» RECORD EXCERPTS
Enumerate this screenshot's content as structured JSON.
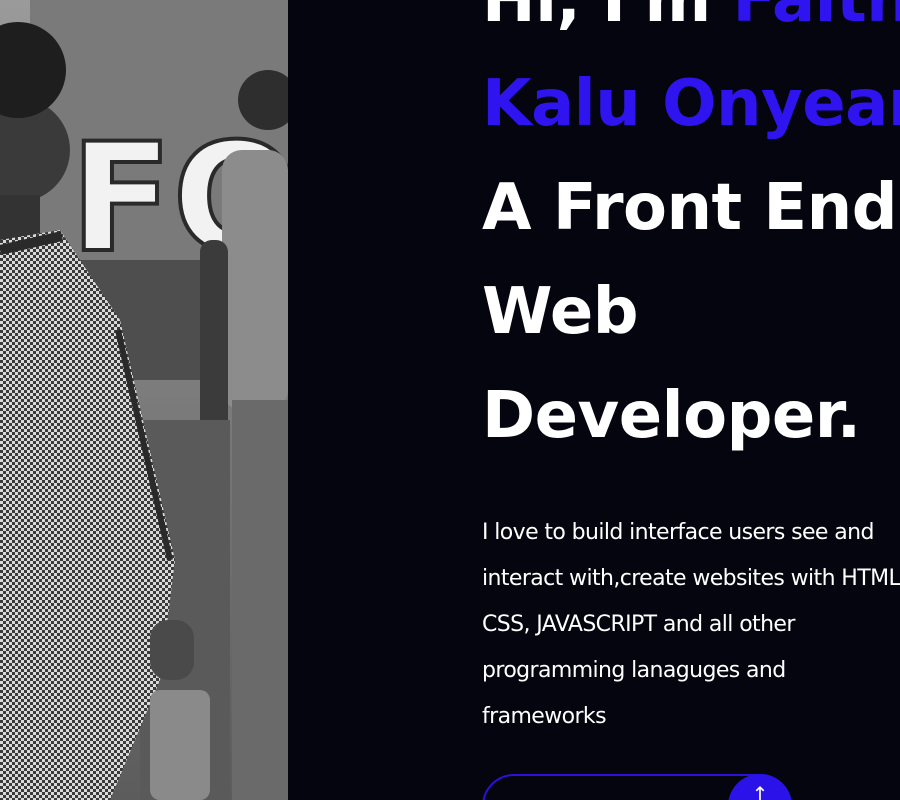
{
  "colors": {
    "background": "#04050f",
    "text": "#ffffff",
    "accent": "#2f14f0",
    "button_border": "#2a12d8",
    "button_fill": "#2a12e8"
  },
  "photo": {
    "description_icon": "profile-photo",
    "banner_text": "FOR"
  },
  "hero": {
    "greeting": "Hi, I'm",
    "name_first": "Faith",
    "name_rest": "Kalu Onyeanu",
    "title_line1": "A Front End",
    "title_line2": "Web",
    "title_line3": "Developer.",
    "intro_lines": [
      "I love to build interface users see and",
      "interact with,create websites with HTML,",
      "CSS, JAVASCRIPT and all other",
      "programming lanaguges and",
      "frameworks"
    ]
  },
  "cta": {
    "label": "",
    "icon": "arrow-icon"
  }
}
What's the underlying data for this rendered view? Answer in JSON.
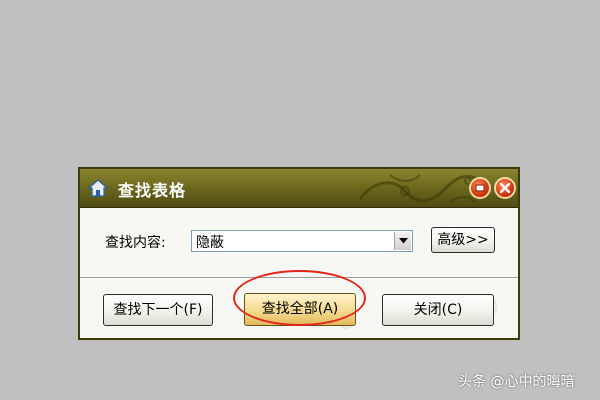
{
  "dialog": {
    "title": "查找表格",
    "title_icon": "house-icon",
    "search_label": "查找内容:",
    "search_value": "隐蔽",
    "advanced_label": "高级>>",
    "find_next_label": "查找下一个(F)",
    "find_all_label": "查找全部(A)",
    "close_label": "关闭(C)"
  },
  "watermark": "头条 @心中的晦暗",
  "colors": {
    "titlebar": "#6d6a1f",
    "highlight_ring": "#e0261d",
    "close_button": "#d3350f"
  }
}
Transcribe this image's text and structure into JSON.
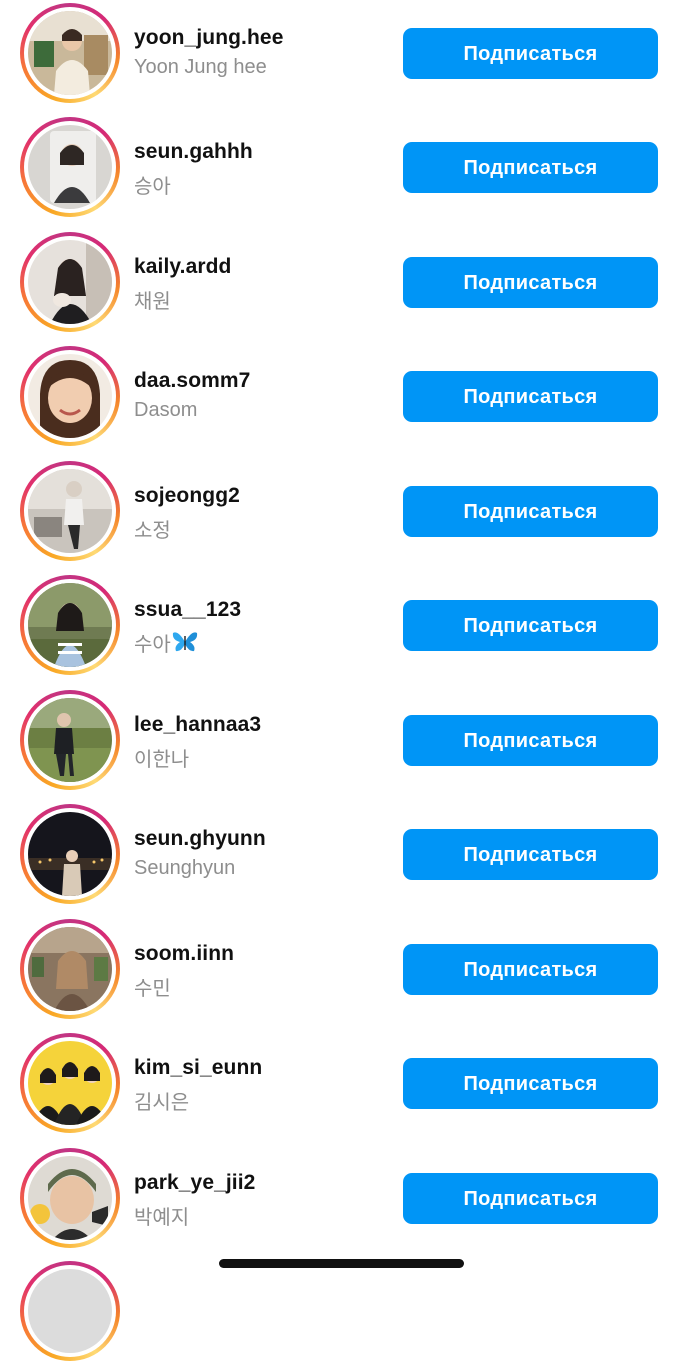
{
  "follow_label": "Подписаться",
  "suggestions": [
    {
      "username": "yoon_jung.hee",
      "full_name": "Yoon Jung hee",
      "avatar_icon": "avatar-photo"
    },
    {
      "username": "seun.gahhh",
      "full_name": "승아",
      "avatar_icon": "avatar-photo"
    },
    {
      "username": "kaily.ardd",
      "full_name": "채원",
      "avatar_icon": "avatar-photo"
    },
    {
      "username": "daa.somm7",
      "full_name": "Dasom",
      "avatar_icon": "avatar-photo"
    },
    {
      "username": "sojeongg2",
      "full_name": "소정",
      "avatar_icon": "avatar-photo"
    },
    {
      "username": "ssua__123",
      "full_name": "수아",
      "name_emoji": "butterfly-icon",
      "avatar_icon": "avatar-photo"
    },
    {
      "username": "lee_hannaa3",
      "full_name": "이한나",
      "avatar_icon": "avatar-photo"
    },
    {
      "username": "seun.ghyunn",
      "full_name": "Seunghyun",
      "avatar_icon": "avatar-photo"
    },
    {
      "username": "soom.iinn",
      "full_name": "수민",
      "avatar_icon": "avatar-photo"
    },
    {
      "username": "kim_si_eunn",
      "full_name": "김시은",
      "avatar_icon": "avatar-photo"
    },
    {
      "username": "park_ye_jii2",
      "full_name": "박예지",
      "avatar_icon": "avatar-photo"
    }
  ],
  "colors": {
    "follow_button": "#0095f6",
    "username_text": "#111111",
    "full_name_text": "#8e8e8e",
    "story_ring": [
      "#f9a825",
      "#e1306c",
      "#c13584"
    ]
  }
}
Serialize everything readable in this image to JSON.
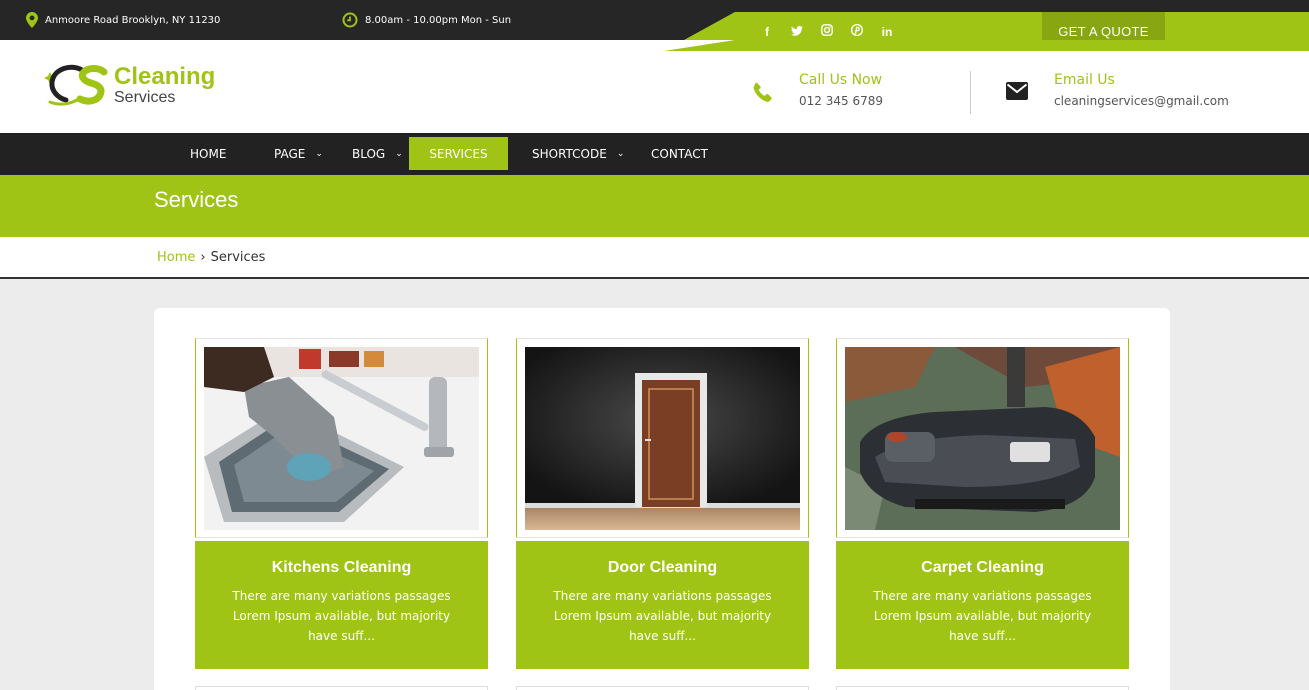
{
  "topbar": {
    "address": "Anmoore Road Brooklyn, NY 11230",
    "hours": "8.00am - 10.00pm Mon - Sun",
    "social_icons": [
      "facebook-icon",
      "twitter-icon",
      "instagram-icon",
      "pinterest-icon",
      "linkedin-icon"
    ],
    "social": {
      "facebook": "f",
      "twitter": "t",
      "instagram": "◎",
      "pinterest": "p",
      "linkedin": "in"
    },
    "quote_label": "GET A QUOTE"
  },
  "header": {
    "logo_line1": "Cleaning",
    "logo_line2": "Services",
    "call_title": "Call Us Now",
    "call_value": "012 345 6789",
    "email_title": "Email Us",
    "email_value": "cleaningservices@gmail.com"
  },
  "nav": {
    "items": [
      {
        "label": "HOME",
        "dropdown": false,
        "active": false
      },
      {
        "label": "PAGE",
        "dropdown": true,
        "active": false
      },
      {
        "label": "BLOG",
        "dropdown": true,
        "active": false
      },
      {
        "label": "SERVICES",
        "dropdown": false,
        "active": true
      },
      {
        "label": "SHORTCODE",
        "dropdown": true,
        "active": false
      },
      {
        "label": "CONTACT",
        "dropdown": false,
        "active": false
      }
    ]
  },
  "page": {
    "title": "Services",
    "breadcrumb_home": "Home",
    "breadcrumb_sep": "›",
    "breadcrumb_current": "Services"
  },
  "services": [
    {
      "title": "Kitchens Cleaning",
      "text": "There are many variations passages Lorem Ipsum available, but majority have suff..."
    },
    {
      "title": "Door Cleaning",
      "text": "There are many variations passages Lorem Ipsum available, but majority have suff..."
    },
    {
      "title": "Carpet Cleaning",
      "text": "There are many variations passages Lorem Ipsum available, but majority have suff..."
    }
  ],
  "colors": {
    "accent": "#a0c415",
    "dark": "#222222",
    "quote_button": "#87a612"
  }
}
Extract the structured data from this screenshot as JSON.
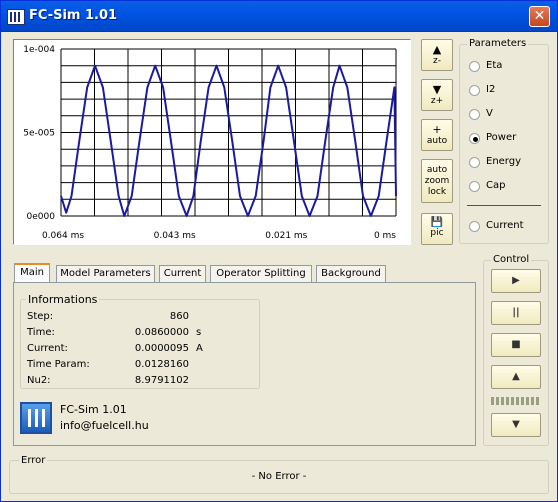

» CHALLENGE
Search the listing for the word "image" and return each line that holds it.

» OUTPUT OF THE EXERCISE
Transcribe this image's text and structure into JSON.
Serialize everything readable in this image to JSON.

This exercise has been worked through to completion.